YOUR OBJECTIVE -
Copy out all the lines exactly. Omit pictures.

-.-.-

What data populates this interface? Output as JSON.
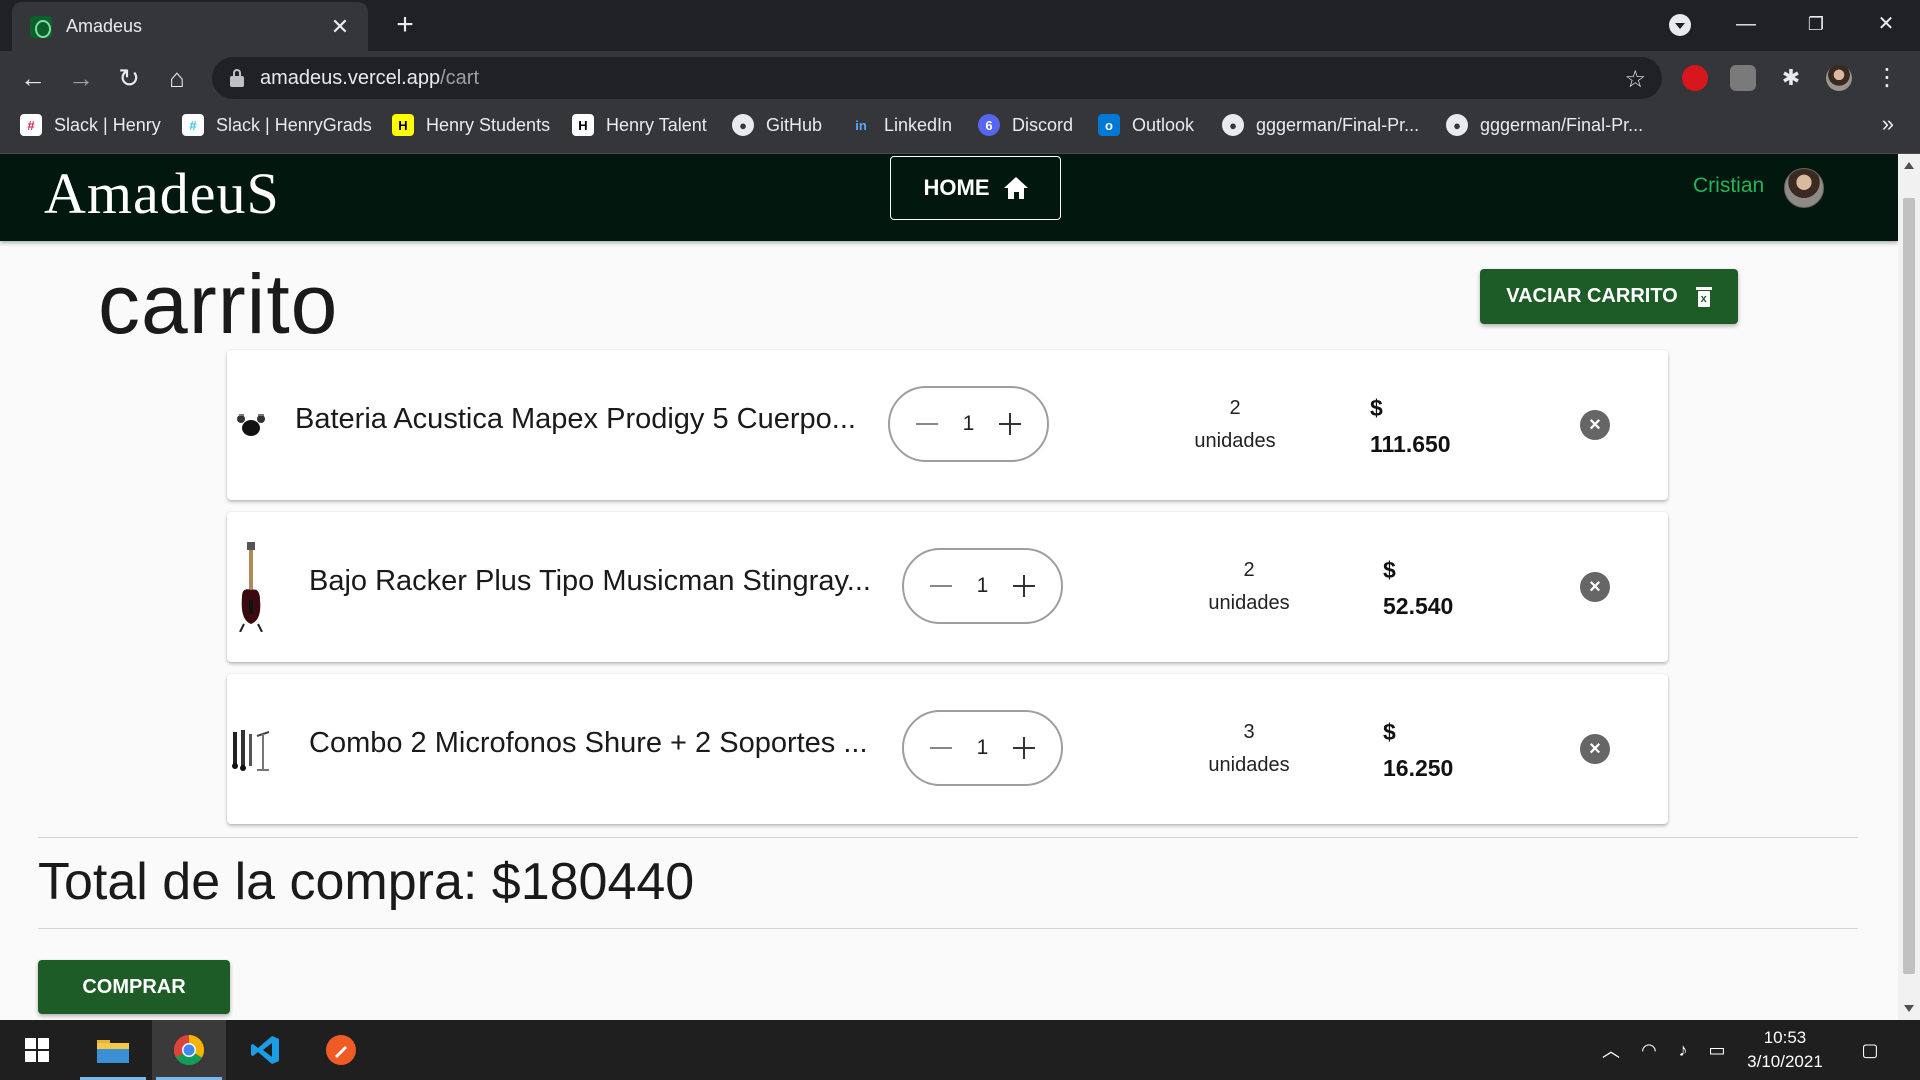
{
  "browser": {
    "tab_title": "Amadeus",
    "tab_close": "✕",
    "new_tab": "+",
    "url_host": "amadeus.vercel.app",
    "url_path": "/cart",
    "window_controls": [
      "—",
      "❐",
      "✕"
    ],
    "bookmarks": [
      {
        "label": "Slack | Henry",
        "icon": "slack-icon",
        "color": "#e01e5a"
      },
      {
        "label": "Slack | HenryGrads",
        "icon": "slack-icon",
        "color": "#36c5f0"
      },
      {
        "label": "Henry Students",
        "icon": "henry-icon",
        "color": "#ffff01"
      },
      {
        "label": "Henry Talent",
        "icon": "henry-talent-icon",
        "color": "#000000"
      },
      {
        "label": "GitHub",
        "icon": "github-icon",
        "color": "#e8eaed"
      },
      {
        "label": "LinkedIn",
        "icon": "linkedin-icon",
        "color": "#0a66c2"
      },
      {
        "label": "Discord",
        "icon": "discord-icon",
        "color": "#5865f2"
      },
      {
        "label": "Outlook",
        "icon": "outlook-icon",
        "color": "#0078d4"
      },
      {
        "label": "gggerman/Final-Pr...",
        "icon": "github-icon",
        "color": "#e8eaed"
      },
      {
        "label": "gggerman/Final-Pr...",
        "icon": "github-icon",
        "color": "#e8eaed"
      }
    ],
    "bookmarks_more": "»"
  },
  "app": {
    "logo": "AmadeuS",
    "home_label": "HOME",
    "username": "Cristian",
    "accent_color": "#1d5c27",
    "header_color": "#02180f"
  },
  "cart": {
    "title": "carrito",
    "empty_label": "VACIAR CARRITO",
    "items": [
      {
        "name": "Bateria Acustica Mapex Prodigy 5 Cuerpo...",
        "qty": "1",
        "units_count": "2",
        "units_label": "unidades",
        "currency": "$",
        "price": "111.650",
        "thumb": "drum-kit"
      },
      {
        "name": "Bajo Racker Plus Tipo Musicman Stingray...",
        "qty": "1",
        "units_count": "2",
        "units_label": "unidades",
        "currency": "$",
        "price": "52.540",
        "thumb": "bass-guitar"
      },
      {
        "name": "Combo 2 Microfonos Shure + 2 Soportes ...",
        "qty": "1",
        "units_count": "3",
        "units_label": "unidades",
        "currency": "$",
        "price": "16.250",
        "thumb": "microphones"
      }
    ],
    "total_label": "Total de la compra: $180440",
    "buy_label": "COMPRAR"
  },
  "taskbar": {
    "time": "10:53",
    "date": "3/10/2021"
  }
}
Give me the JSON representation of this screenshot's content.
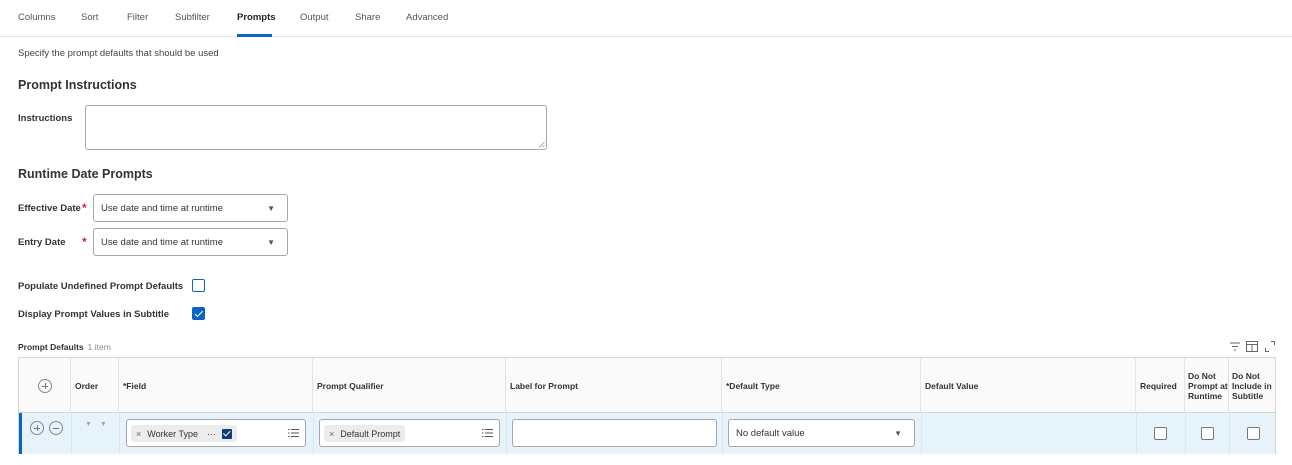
{
  "tabs": [
    {
      "label": "Columns",
      "active": false
    },
    {
      "label": "Sort",
      "active": false
    },
    {
      "label": "Filter",
      "active": false
    },
    {
      "label": "Subfilter",
      "active": false
    },
    {
      "label": "Prompts",
      "active": true
    },
    {
      "label": "Output",
      "active": false
    },
    {
      "label": "Share",
      "active": false
    },
    {
      "label": "Advanced",
      "active": false
    }
  ],
  "description": "Specify the prompt defaults that should be used",
  "prompt_instructions": {
    "title": "Prompt Instructions",
    "instructions_label": "Instructions",
    "instructions_value": ""
  },
  "runtime_date_prompts": {
    "title": "Runtime Date Prompts",
    "effective_date": {
      "label": "Effective Date",
      "required_mark": "*",
      "value": "Use date and time at runtime"
    },
    "entry_date": {
      "label": "Entry Date",
      "required_mark": "*",
      "value": "Use date and time at runtime"
    }
  },
  "options": {
    "populate_undefined": {
      "label": "Populate Undefined Prompt Defaults",
      "checked": false
    },
    "display_in_subtitle": {
      "label": "Display Prompt Values in Subtitle",
      "checked": true
    }
  },
  "grid": {
    "title": "Prompt Defaults",
    "count": "1 item",
    "tools": [
      "filter-icon",
      "column-layout-icon",
      "expand-icon"
    ],
    "columns": {
      "order": "Order",
      "field": "*Field",
      "prompt_qualifier": "Prompt Qualifier",
      "label_for_prompt": "Label for Prompt",
      "default_type": "*Default Type",
      "default_value": "Default Value",
      "required": "Required",
      "do_not_prompt": [
        "Do Not",
        "Prompt at",
        "Runtime"
      ],
      "do_not_include": [
        "Do Not",
        "Include in",
        "Subtitle"
      ]
    },
    "rows": [
      {
        "order_arrows": "▼ ▼",
        "field": "Worker Type",
        "field_more": "···",
        "prompt_qualifier": "Default Prompt",
        "label_for_prompt": "",
        "default_type": "No default value",
        "default_value": "",
        "required": false,
        "do_not_prompt": false,
        "do_not_include": false
      }
    ]
  },
  "colors": {
    "accent": "#0b63c5",
    "required": "#d8283a",
    "row_highlight": "#e6f3fb"
  },
  "glyphs": {
    "remove": "×",
    "caret": "▼"
  }
}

-.-.-

THE ANSWER -
What data populates this interface? Output as JSON.
{
  "browser": {
    "tab_title": "Amadeus",
    "tab_close": "✕",
    "new_tab": "+",
    "url_host": "amadeus.vercel.app",
    "url_path": "/cart",
    "window_controls": [
      "—",
      "❐",
      "✕"
    ],
    "bookmarks": [
      {
        "label": "Slack | Henry",
        "icon": "slack-icon",
        "color": "#e01e5a"
      },
      {
        "label": "Slack | HenryGrads",
        "icon": "slack-icon",
        "color": "#36c5f0"
      },
      {
        "label": "Henry Students",
        "icon": "henry-icon",
        "color": "#ffff01"
      },
      {
        "label": "Henry Talent",
        "icon": "henry-talent-icon",
        "color": "#000000"
      },
      {
        "label": "GitHub",
        "icon": "github-icon",
        "color": "#e8eaed"
      },
      {
        "label": "LinkedIn",
        "icon": "linkedin-icon",
        "color": "#0a66c2"
      },
      {
        "label": "Discord",
        "icon": "discord-icon",
        "color": "#5865f2"
      },
      {
        "label": "Outlook",
        "icon": "outlook-icon",
        "color": "#0078d4"
      },
      {
        "label": "gggerman/Final-Pr...",
        "icon": "github-icon",
        "color": "#e8eaed"
      },
      {
        "label": "gggerman/Final-Pr...",
        "icon": "github-icon",
        "color": "#e8eaed"
      }
    ],
    "bookmarks_more": "»"
  },
  "app": {
    "logo": "AmadeuS",
    "home_label": "HOME",
    "username": "Cristian",
    "accent_color": "#1d5c27",
    "header_color": "#02180f"
  },
  "cart": {
    "title": "carrito",
    "empty_label": "VACIAR CARRITO",
    "items": [
      {
        "name": "Bateria Acustica Mapex Prodigy 5 Cuerpo...",
        "qty": "1",
        "units_count": "2",
        "units_label": "unidades",
        "currency": "$",
        "price": "111.650",
        "thumb": "drum-kit"
      },
      {
        "name": "Bajo Racker Plus Tipo Musicman Stingray...",
        "qty": "1",
        "units_count": "2",
        "units_label": "unidades",
        "currency": "$",
        "price": "52.540",
        "thumb": "bass-guitar"
      },
      {
        "name": "Combo 2 Microfonos Shure + 2 Soportes ...",
        "qty": "1",
        "units_count": "3",
        "units_label": "unidades",
        "currency": "$",
        "price": "16.250",
        "thumb": "microphones"
      }
    ],
    "total_label": "Total de la compra: $180440",
    "buy_label": "COMPRAR"
  },
  "taskbar": {
    "time": "10:53",
    "date": "3/10/2021"
  }
}
Give me the JSON representation of this screenshot's content.
{
  "tabs": [
    {
      "label": "Columns",
      "active": false
    },
    {
      "label": "Sort",
      "active": false
    },
    {
      "label": "Filter",
      "active": false
    },
    {
      "label": "Subfilter",
      "active": false
    },
    {
      "label": "Prompts",
      "active": true
    },
    {
      "label": "Output",
      "active": false
    },
    {
      "label": "Share",
      "active": false
    },
    {
      "label": "Advanced",
      "active": false
    }
  ],
  "description": "Specify the prompt defaults that should be used",
  "prompt_instructions": {
    "title": "Prompt Instructions",
    "instructions_label": "Instructions",
    "instructions_value": ""
  },
  "runtime_date_prompts": {
    "title": "Runtime Date Prompts",
    "effective_date": {
      "label": "Effective Date",
      "required_mark": "*",
      "value": "Use date and time at runtime"
    },
    "entry_date": {
      "label": "Entry Date",
      "required_mark": "*",
      "value": "Use date and time at runtime"
    }
  },
  "options": {
    "populate_undefined": {
      "label": "Populate Undefined Prompt Defaults",
      "checked": false
    },
    "display_in_subtitle": {
      "label": "Display Prompt Values in Subtitle",
      "checked": true
    }
  },
  "grid": {
    "title": "Prompt Defaults",
    "count": "1 item",
    "tools": [
      "filter-icon",
      "column-layout-icon",
      "expand-icon"
    ],
    "columns": {
      "order": "Order",
      "field": "*Field",
      "prompt_qualifier": "Prompt Qualifier",
      "label_for_prompt": "Label for Prompt",
      "default_type": "*Default Type",
      "default_value": "Default Value",
      "required": "Required",
      "do_not_prompt": [
        "Do Not",
        "Prompt at",
        "Runtime"
      ],
      "do_not_include": [
        "Do Not",
        "Include in",
        "Subtitle"
      ]
    },
    "rows": [
      {
        "order_arrows": "▼ ▼",
        "field": "Worker Type",
        "field_more": "···",
        "prompt_qualifier": "Default Prompt",
        "label_for_prompt": "",
        "default_type": "No default value",
        "default_value": "",
        "required": false,
        "do_not_prompt": false,
        "do_not_include": false
      }
    ]
  },
  "colors": {
    "accent": "#0b63c5",
    "required": "#d8283a",
    "row_highlight": "#e6f3fb"
  },
  "glyphs": {
    "remove": "×",
    "caret": "▼"
  }
}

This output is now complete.